── EXERCISE INPUTS
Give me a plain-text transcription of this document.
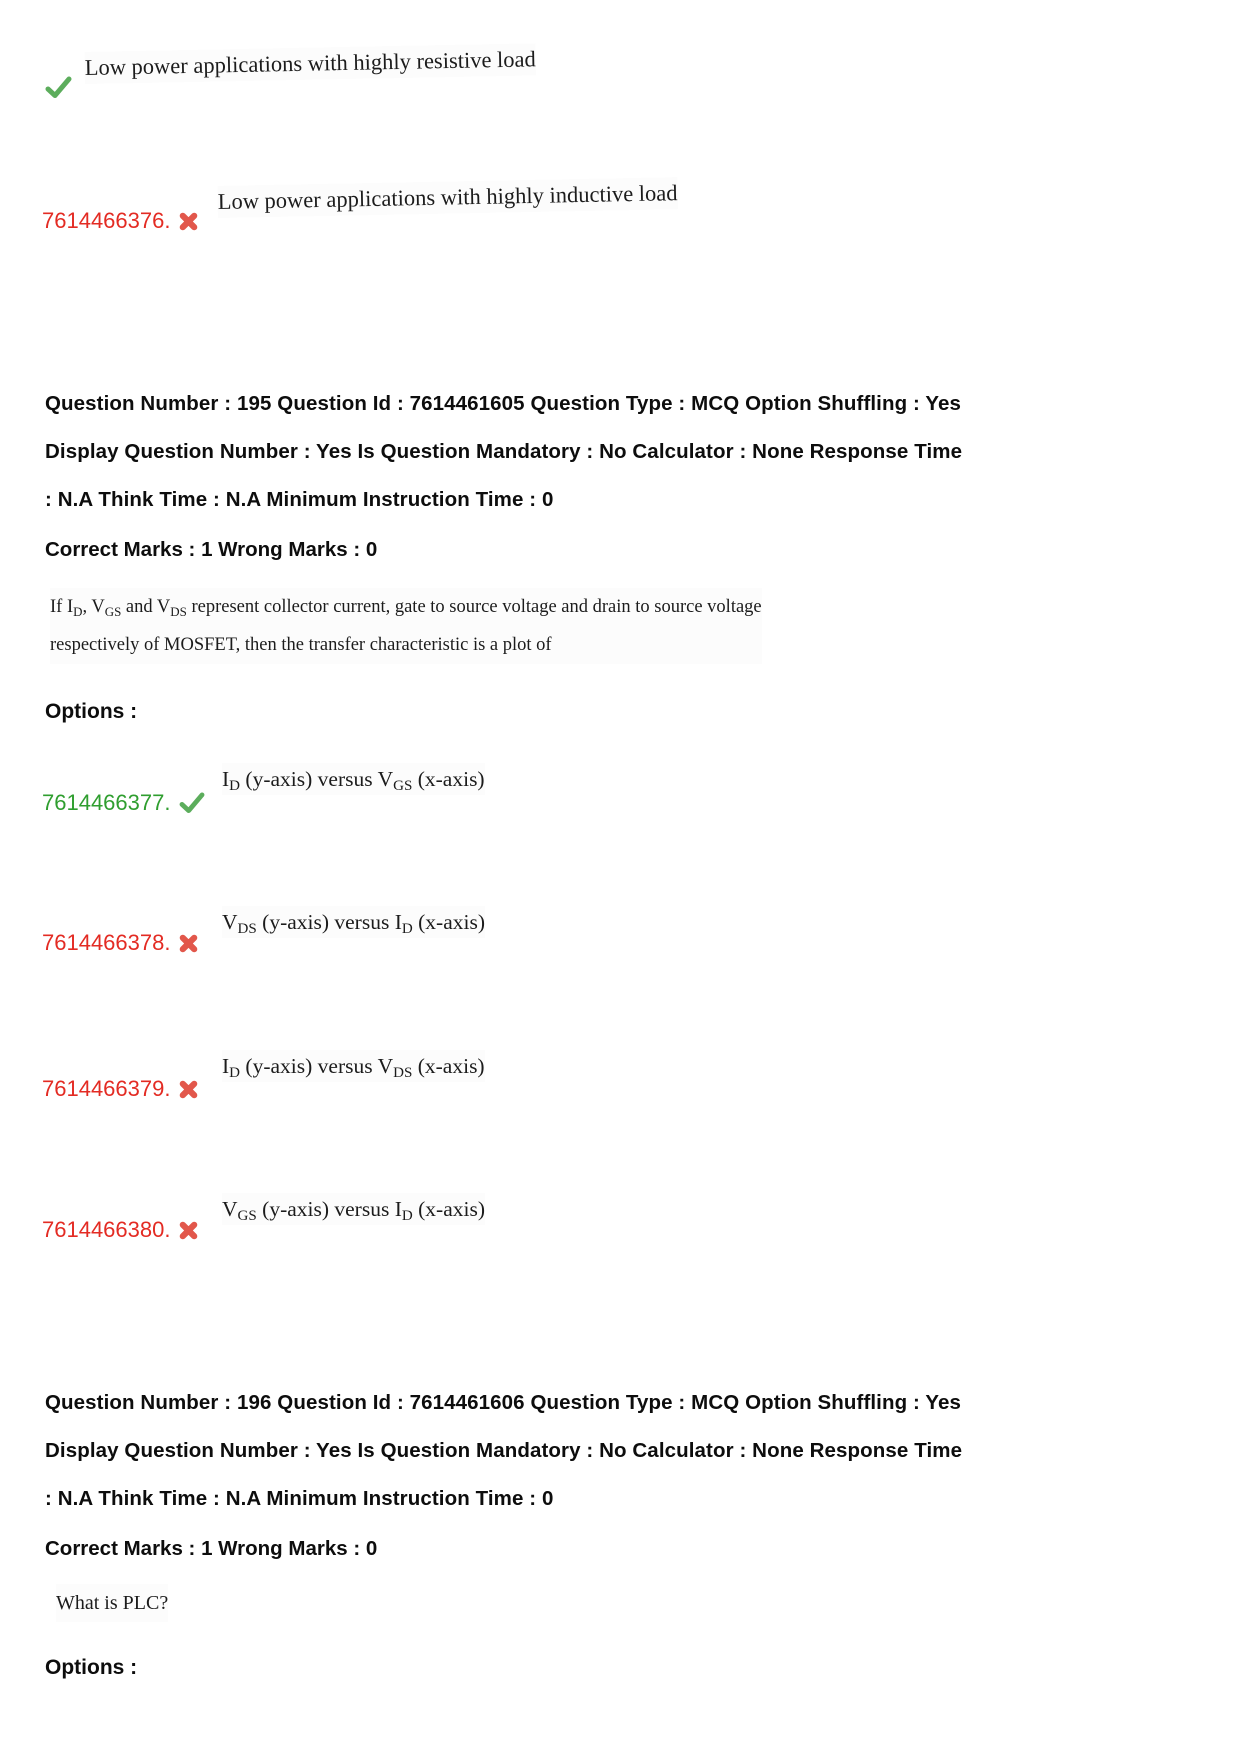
Low power applications with highly resistive load
Low power applications with highly inductive load
7614466376.
Question Number : 195 Question Id : 7614461605 Question Type : MCQ Option Shuffling : Yes
Display Question Number : Yes Is Question Mandatory : No Calculator : None Response Time
: N.A Think Time : N.A Minimum Instruction Time : 0
Correct Marks : 1 Wrong Marks : 0
If $I_D$, $V_{GS}$ and $V_{DS}$ represent collector current, gate to source voltage and drain to source voltage
respectively of MOSFET, then the transfer characteristic is a plot of
Options :
$I_D$ (y-axis) versus $V_{GS}$ (x-axis)
7614466377.
$V_{DS}$ (y-axis) versus $I_D$ (x-axis)
7614466378.
$I_D$ (y-axis) versus $V_{DS}$ (x-axis)
7614466379.
$V_{GS}$ (y-axis) versus $I_D$ (x-axis)
7614466380.
Question Number : 196 Question Id : 7614461606 Question Type : MCQ Option Shuffling : Yes
Display Question Number : Yes Is Question Mandatory : No Calculator : None Response Time
: N.A Think Time : N.A Minimum Instruction Time : 0
Correct Marks : 1 Wrong Marks : 0
What is PLC?
Options :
────
Write out the listing above exactly as it stands, pictures excluded.

Give me a plain-text transcription of this document.
Low power applications with highly resistive load
Low power applications with highly inductive load
7614466376.
Question Number : 195 Question Id : 7614461605 Question Type : MCQ Option Shuffling : Yes
Display Question Number : Yes Is Question Mandatory : No Calculator : None Response Time
: N.A Think Time : N.A Minimum Instruction Time : 0
Correct Marks : 1 Wrong Marks : 0
If $I_D$, $V_{GS}$ and $V_{DS}$ represent collector current, gate to source voltage and drain to source voltage
respectively of MOSFET, then the transfer characteristic is a plot of
Options :
$I_D$ (y-axis) versus $V_{GS}$ (x-axis)
7614466377.
$V_{DS}$ (y-axis) versus $I_D$ (x-axis)
7614466378.
$I_D$ (y-axis) versus $V_{DS}$ (x-axis)
7614466379.
$V_{GS}$ (y-axis) versus $I_D$ (x-axis)
7614466380.
Question Number : 196 Question Id : 7614461606 Question Type : MCQ Option Shuffling : Yes
Display Question Number : Yes Is Question Mandatory : No Calculator : None Response Time
: N.A Think Time : N.A Minimum Instruction Time : 0
Correct Marks : 1 Wrong Marks : 0
What is PLC?
Options :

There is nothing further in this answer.